AIM
Return, unchanged, every line of the material from its first line through the line holding "95, 562, 155]", inclusive.

Entries drawn from a collection:
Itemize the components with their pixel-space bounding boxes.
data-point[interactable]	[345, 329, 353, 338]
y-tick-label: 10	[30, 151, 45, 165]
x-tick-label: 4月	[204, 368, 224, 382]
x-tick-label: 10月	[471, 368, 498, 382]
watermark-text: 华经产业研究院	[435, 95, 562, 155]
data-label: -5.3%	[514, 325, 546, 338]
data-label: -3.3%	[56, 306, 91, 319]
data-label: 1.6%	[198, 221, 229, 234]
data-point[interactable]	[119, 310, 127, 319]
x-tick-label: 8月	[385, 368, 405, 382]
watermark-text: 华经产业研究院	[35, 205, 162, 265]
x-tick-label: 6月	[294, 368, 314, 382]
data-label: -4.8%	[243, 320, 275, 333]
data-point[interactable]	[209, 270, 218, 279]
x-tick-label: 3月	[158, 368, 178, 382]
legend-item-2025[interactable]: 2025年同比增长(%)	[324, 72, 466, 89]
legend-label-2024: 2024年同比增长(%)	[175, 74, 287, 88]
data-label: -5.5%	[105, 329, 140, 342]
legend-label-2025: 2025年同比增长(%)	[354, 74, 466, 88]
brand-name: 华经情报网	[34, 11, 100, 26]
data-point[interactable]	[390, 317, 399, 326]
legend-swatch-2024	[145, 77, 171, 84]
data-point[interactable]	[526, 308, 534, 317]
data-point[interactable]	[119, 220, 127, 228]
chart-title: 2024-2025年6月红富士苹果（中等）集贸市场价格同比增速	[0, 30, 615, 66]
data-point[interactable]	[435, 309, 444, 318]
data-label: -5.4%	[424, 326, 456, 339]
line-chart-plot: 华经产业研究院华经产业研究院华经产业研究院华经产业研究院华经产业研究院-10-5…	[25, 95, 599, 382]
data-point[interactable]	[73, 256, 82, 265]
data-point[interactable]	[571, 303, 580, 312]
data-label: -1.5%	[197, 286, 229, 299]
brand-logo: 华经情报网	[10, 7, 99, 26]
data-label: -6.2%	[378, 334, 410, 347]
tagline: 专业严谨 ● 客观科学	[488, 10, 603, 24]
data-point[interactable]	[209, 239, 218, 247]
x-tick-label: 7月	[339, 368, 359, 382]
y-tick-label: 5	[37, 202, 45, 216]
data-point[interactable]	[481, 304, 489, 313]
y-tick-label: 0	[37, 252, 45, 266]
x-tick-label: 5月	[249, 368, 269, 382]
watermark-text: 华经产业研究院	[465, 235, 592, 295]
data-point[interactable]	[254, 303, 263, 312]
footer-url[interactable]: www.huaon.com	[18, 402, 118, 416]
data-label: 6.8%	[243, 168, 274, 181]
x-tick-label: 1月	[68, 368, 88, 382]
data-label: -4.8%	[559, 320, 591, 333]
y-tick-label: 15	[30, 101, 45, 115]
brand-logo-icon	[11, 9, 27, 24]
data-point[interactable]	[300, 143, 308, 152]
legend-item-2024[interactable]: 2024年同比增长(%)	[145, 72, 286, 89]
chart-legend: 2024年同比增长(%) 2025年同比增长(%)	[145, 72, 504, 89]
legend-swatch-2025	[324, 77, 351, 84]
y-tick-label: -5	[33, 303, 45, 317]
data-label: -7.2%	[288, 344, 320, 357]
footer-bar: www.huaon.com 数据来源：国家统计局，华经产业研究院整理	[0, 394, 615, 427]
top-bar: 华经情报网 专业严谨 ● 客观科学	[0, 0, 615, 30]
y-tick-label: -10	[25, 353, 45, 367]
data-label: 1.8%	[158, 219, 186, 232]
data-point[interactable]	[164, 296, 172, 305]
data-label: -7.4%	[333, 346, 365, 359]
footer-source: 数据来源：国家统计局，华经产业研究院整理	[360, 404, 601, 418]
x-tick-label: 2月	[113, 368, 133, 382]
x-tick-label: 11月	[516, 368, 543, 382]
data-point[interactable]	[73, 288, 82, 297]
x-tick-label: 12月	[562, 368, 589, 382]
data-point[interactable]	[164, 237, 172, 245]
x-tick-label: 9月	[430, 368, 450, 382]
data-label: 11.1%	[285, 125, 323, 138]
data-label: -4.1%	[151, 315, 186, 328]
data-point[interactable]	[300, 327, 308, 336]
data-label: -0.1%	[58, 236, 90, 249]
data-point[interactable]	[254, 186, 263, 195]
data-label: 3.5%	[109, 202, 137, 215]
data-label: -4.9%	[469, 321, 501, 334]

RESULT OF THIS EXERCISE
Itemize the components with their pixel-space bounding boxes.
data-point[interactable]	[345, 329, 353, 338]
y-tick-label: 10	[30, 151, 45, 165]
x-tick-label: 4月	[204, 368, 224, 382]
x-tick-label: 10月	[471, 368, 498, 382]
watermark-text: 华经产业研究院	[435, 95, 562, 155]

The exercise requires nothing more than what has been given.